Given problem: Copy nothing but the text: reproduce each line of the listing exactly and leave the pictures out.

-- Begin Material provided --

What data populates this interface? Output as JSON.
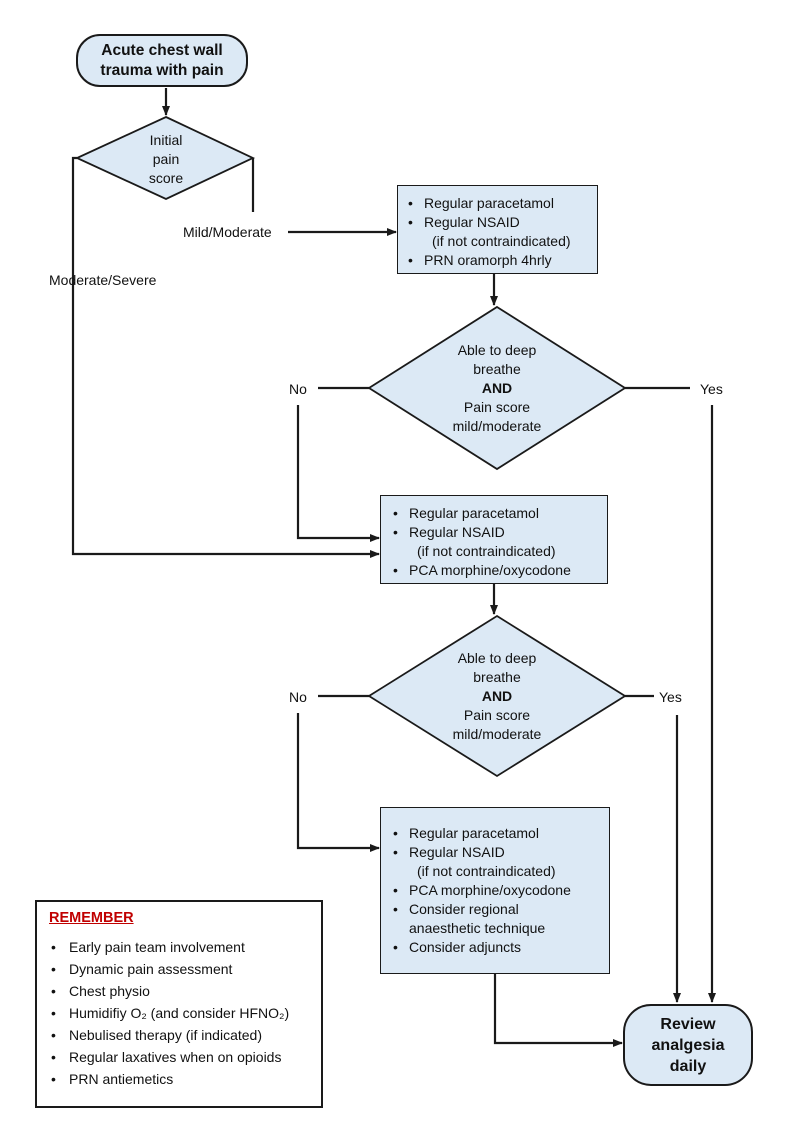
{
  "colors": {
    "fill": "#dce9f5",
    "stroke": "#1a1a1a",
    "remember_title": "#c00000"
  },
  "start": {
    "line1": "Acute chest wall",
    "line2": "trauma with pain"
  },
  "decision_initial": {
    "line1": "Initial",
    "line2": "pain",
    "line3": "score"
  },
  "labels": {
    "mild_moderate": "Mild/Moderate",
    "moderate_severe": "Moderate/Severe",
    "no1": "No",
    "yes1": "Yes",
    "no2": "No",
    "yes2": "Yes"
  },
  "box1": {
    "items": [
      {
        "text": "Regular paracetamol"
      },
      {
        "text": "Regular NSAID",
        "sub": "(if not contraindicated)"
      },
      {
        "text": "PRN oramorph 4hrly"
      }
    ]
  },
  "decision_breathe1": {
    "line1": "Able to deep",
    "line2": "breathe",
    "and": "AND",
    "line3": "Pain score",
    "line4": "mild/moderate"
  },
  "box2": {
    "items": [
      {
        "text": "Regular paracetamol"
      },
      {
        "text": "Regular NSAID",
        "sub": "(if not contraindicated)"
      },
      {
        "text": "PCA morphine/oxycodone"
      }
    ]
  },
  "decision_breathe2": {
    "line1": "Able to deep",
    "line2": "breathe",
    "and": "AND",
    "line3": "Pain score",
    "line4": "mild/moderate"
  },
  "box3": {
    "items": [
      {
        "text": "Regular paracetamol"
      },
      {
        "text": "Regular NSAID",
        "sub": "(if not contraindicated)"
      },
      {
        "text": "PCA morphine/oxycodone"
      },
      {
        "text": "Consider regional",
        "sub": "anaesthetic technique"
      },
      {
        "text": "Consider adjuncts"
      }
    ]
  },
  "end": {
    "line1": "Review",
    "line2": "analgesia",
    "line3": "daily"
  },
  "remember": {
    "title": "REMEMBER",
    "items": [
      "Early pain team involvement",
      "Dynamic pain assessment",
      "Chest physio",
      "Humidifiy O₂ (and consider HFNO₂)",
      "Nebulised therapy (if indicated)",
      "Regular laxatives when on opioids",
      "PRN antiemetics"
    ]
  }
}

-- End Material provided --

Exercise output:
What data populates this interface? Output as JSON.
{
  "colors": {
    "fill": "#dce9f5",
    "stroke": "#1a1a1a",
    "remember_title": "#c00000"
  },
  "start": {
    "line1": "Acute chest wall",
    "line2": "trauma with pain"
  },
  "decision_initial": {
    "line1": "Initial",
    "line2": "pain",
    "line3": "score"
  },
  "labels": {
    "mild_moderate": "Mild/Moderate",
    "moderate_severe": "Moderate/Severe",
    "no1": "No",
    "yes1": "Yes",
    "no2": "No",
    "yes2": "Yes"
  },
  "box1": {
    "items": [
      {
        "text": "Regular paracetamol"
      },
      {
        "text": "Regular NSAID",
        "sub": "(if not contraindicated)"
      },
      {
        "text": "PRN oramorph 4hrly"
      }
    ]
  },
  "decision_breathe1": {
    "line1": "Able to deep",
    "line2": "breathe",
    "and": "AND",
    "line3": "Pain score",
    "line4": "mild/moderate"
  },
  "box2": {
    "items": [
      {
        "text": "Regular paracetamol"
      },
      {
        "text": "Regular NSAID",
        "sub": "(if not contraindicated)"
      },
      {
        "text": "PCA morphine/oxycodone"
      }
    ]
  },
  "decision_breathe2": {
    "line1": "Able to deep",
    "line2": "breathe",
    "and": "AND",
    "line3": "Pain score",
    "line4": "mild/moderate"
  },
  "box3": {
    "items": [
      {
        "text": "Regular paracetamol"
      },
      {
        "text": "Regular NSAID",
        "sub": "(if not contraindicated)"
      },
      {
        "text": "PCA morphine/oxycodone"
      },
      {
        "text": "Consider regional",
        "sub": "anaesthetic technique"
      },
      {
        "text": "Consider adjuncts"
      }
    ]
  },
  "end": {
    "line1": "Review",
    "line2": "analgesia",
    "line3": "daily"
  },
  "remember": {
    "title": "REMEMBER",
    "items": [
      "Early pain team involvement",
      "Dynamic pain assessment",
      "Chest physio",
      "Humidifiy O₂ (and consider HFNO₂)",
      "Nebulised therapy (if indicated)",
      "Regular laxatives when on opioids",
      "PRN antiemetics"
    ]
  }
}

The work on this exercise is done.